**WORK INSTRUCTIONS:** Each entry is to be reproduced verbatim, and images are to be omitted.

══ SOURCE MATERIAL ══

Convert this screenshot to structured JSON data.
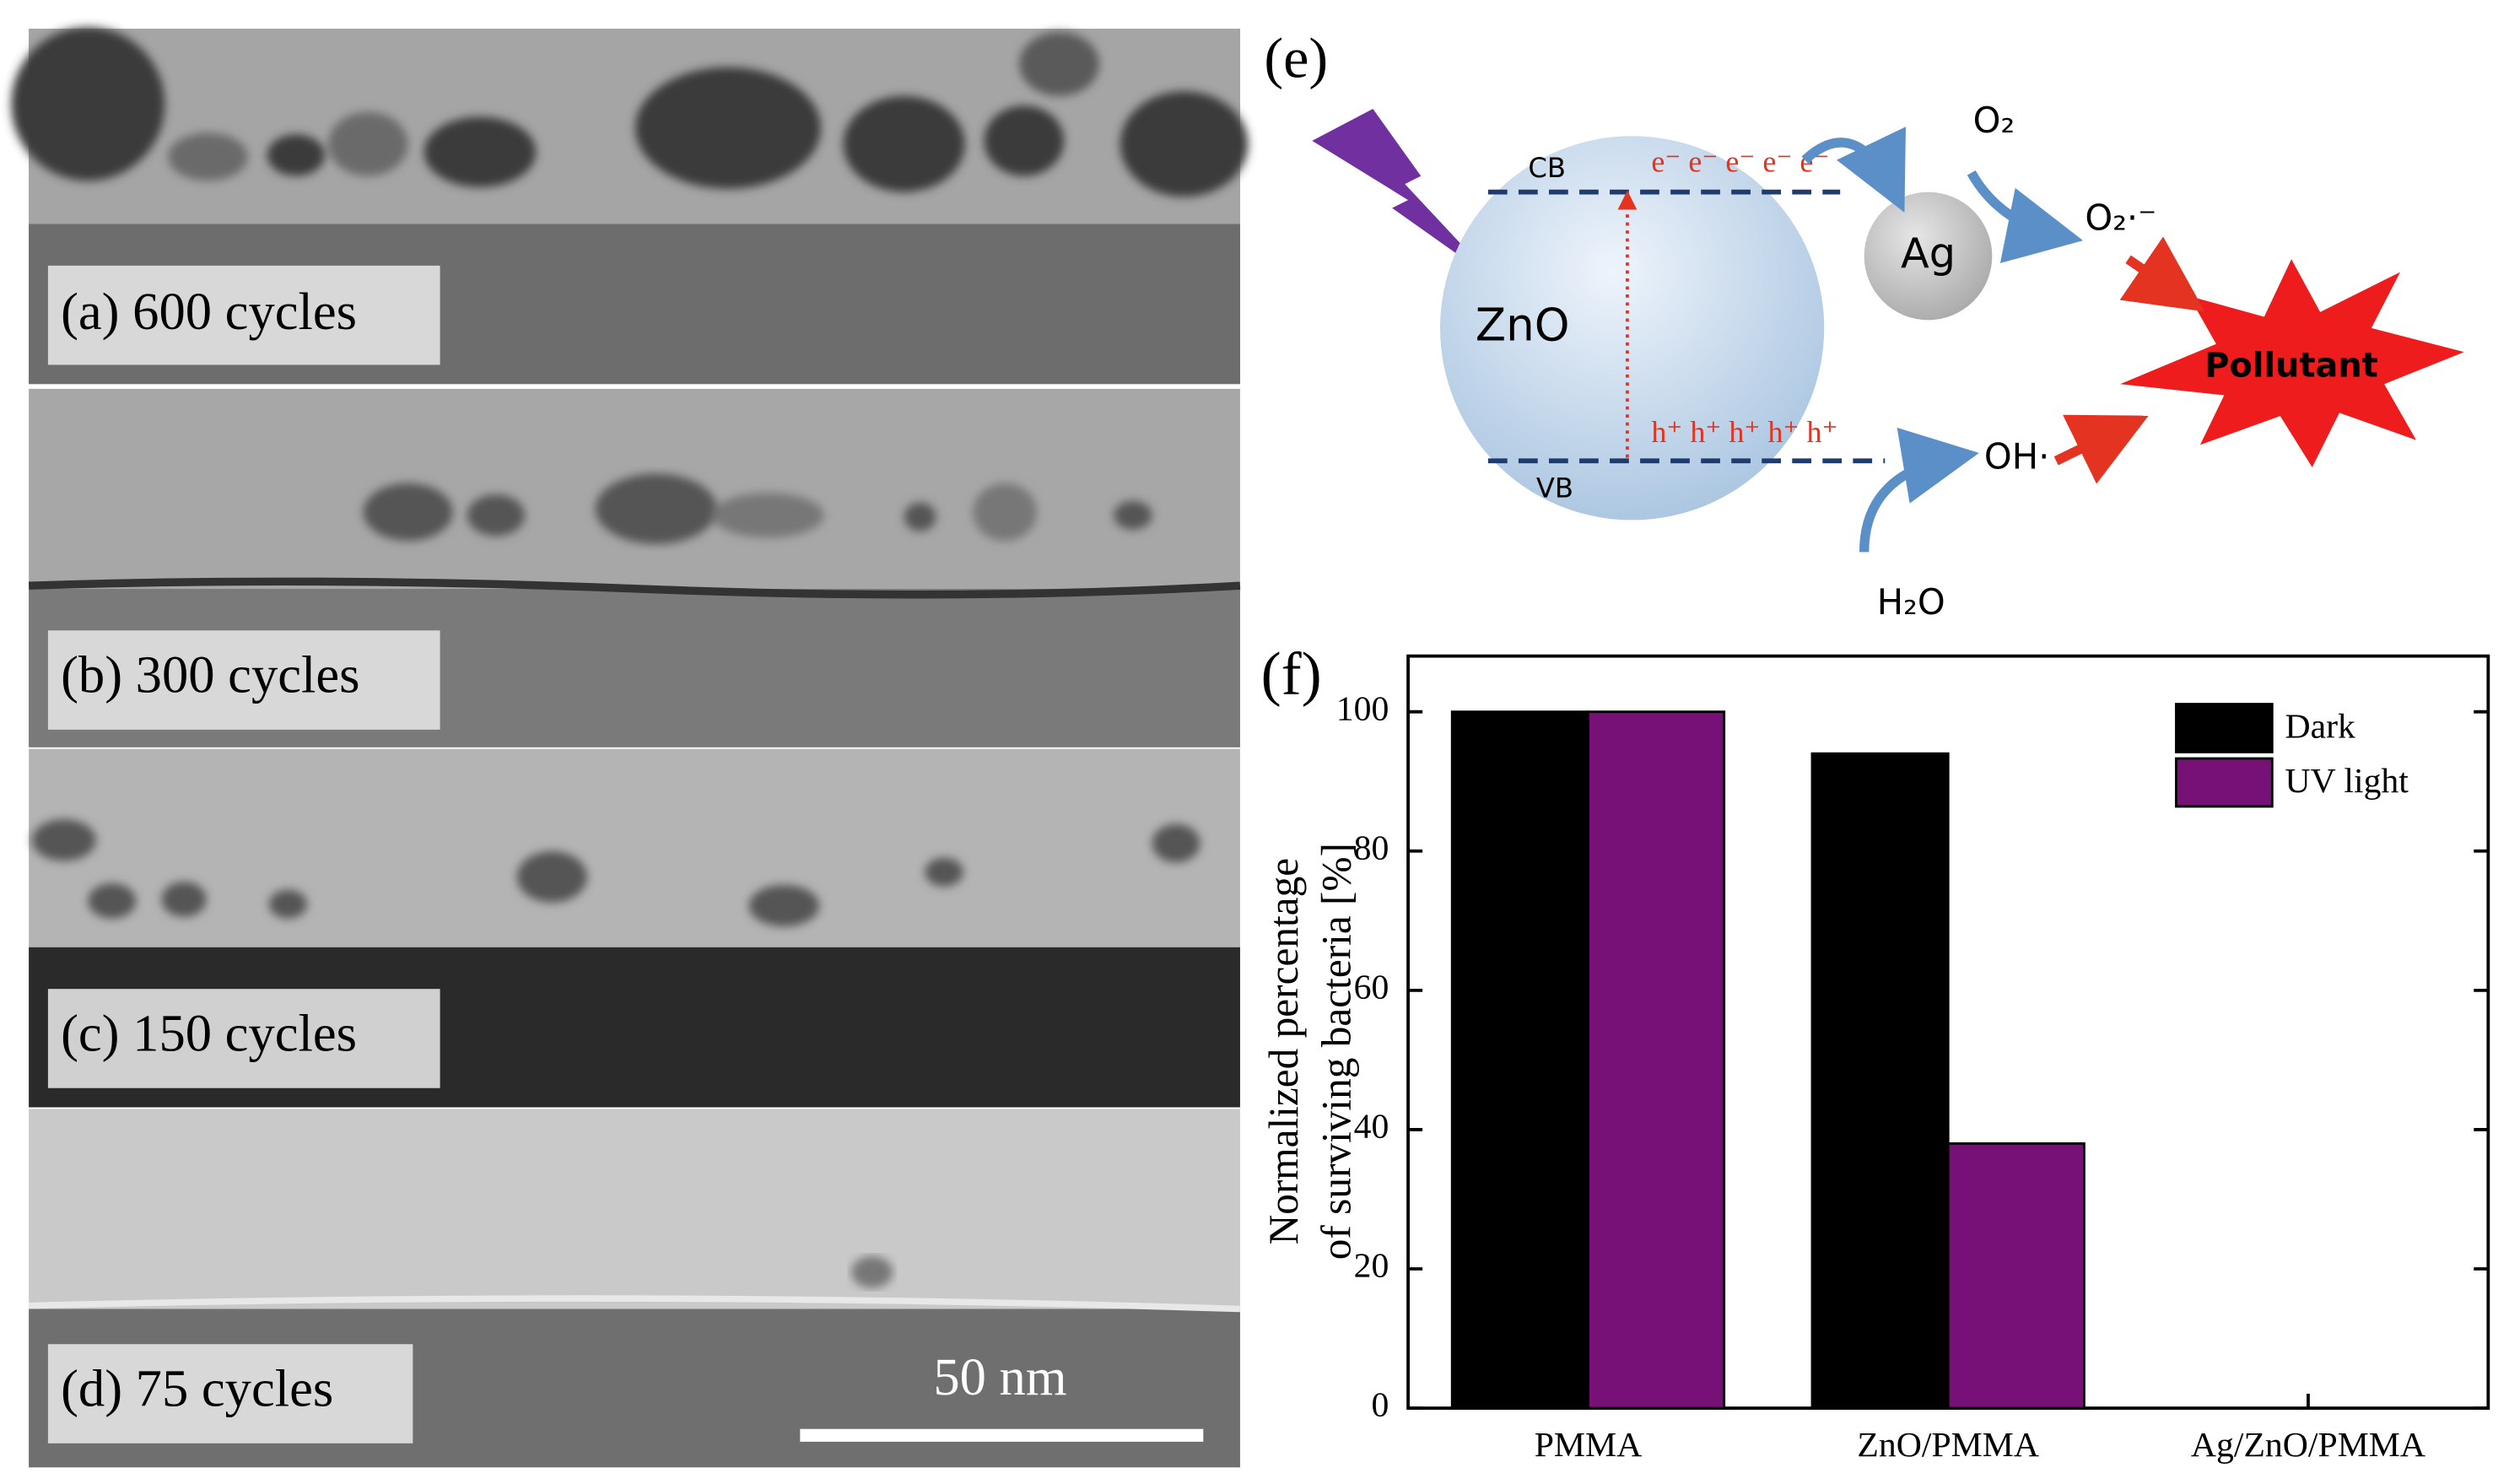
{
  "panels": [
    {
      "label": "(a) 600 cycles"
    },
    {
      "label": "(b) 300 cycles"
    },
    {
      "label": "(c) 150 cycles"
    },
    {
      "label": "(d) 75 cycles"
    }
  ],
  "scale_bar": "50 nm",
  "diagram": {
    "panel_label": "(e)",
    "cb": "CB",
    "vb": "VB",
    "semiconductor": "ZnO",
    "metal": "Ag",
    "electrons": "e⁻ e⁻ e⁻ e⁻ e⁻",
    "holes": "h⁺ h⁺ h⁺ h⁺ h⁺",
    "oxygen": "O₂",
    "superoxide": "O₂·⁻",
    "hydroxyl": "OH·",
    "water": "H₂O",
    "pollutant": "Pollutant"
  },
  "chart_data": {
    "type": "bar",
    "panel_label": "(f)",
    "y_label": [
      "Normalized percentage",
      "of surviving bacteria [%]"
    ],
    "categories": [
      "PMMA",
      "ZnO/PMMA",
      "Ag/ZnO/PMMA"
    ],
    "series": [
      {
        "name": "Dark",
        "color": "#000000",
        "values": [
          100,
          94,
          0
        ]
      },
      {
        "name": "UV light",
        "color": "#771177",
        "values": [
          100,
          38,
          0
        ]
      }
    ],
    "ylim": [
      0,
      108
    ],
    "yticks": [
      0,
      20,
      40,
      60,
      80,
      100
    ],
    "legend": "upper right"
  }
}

═══

**SOLUTION TO THIS TASK:**
Convert this screenshot to structured JSON data.
{
  "panels": [
    {
      "label": "(a) 600 cycles"
    },
    {
      "label": "(b) 300 cycles"
    },
    {
      "label": "(c) 150 cycles"
    },
    {
      "label": "(d) 75 cycles"
    }
  ],
  "scale_bar": "50 nm",
  "diagram": {
    "panel_label": "(e)",
    "cb": "CB",
    "vb": "VB",
    "semiconductor": "ZnO",
    "metal": "Ag",
    "electrons": "e⁻ e⁻ e⁻ e⁻ e⁻",
    "holes": "h⁺ h⁺ h⁺ h⁺ h⁺",
    "oxygen": "O₂",
    "superoxide": "O₂·⁻",
    "hydroxyl": "OH·",
    "water": "H₂O",
    "pollutant": "Pollutant"
  },
  "chart_data": {
    "type": "bar",
    "panel_label": "(f)",
    "y_label": [
      "Normalized percentage",
      "of surviving bacteria [%]"
    ],
    "categories": [
      "PMMA",
      "ZnO/PMMA",
      "Ag/ZnO/PMMA"
    ],
    "series": [
      {
        "name": "Dark",
        "color": "#000000",
        "values": [
          100,
          94,
          0
        ]
      },
      {
        "name": "UV light",
        "color": "#771177",
        "values": [
          100,
          38,
          0
        ]
      }
    ],
    "ylim": [
      0,
      108
    ],
    "yticks": [
      0,
      20,
      40,
      60,
      80,
      100
    ],
    "legend": "upper right"
  }
}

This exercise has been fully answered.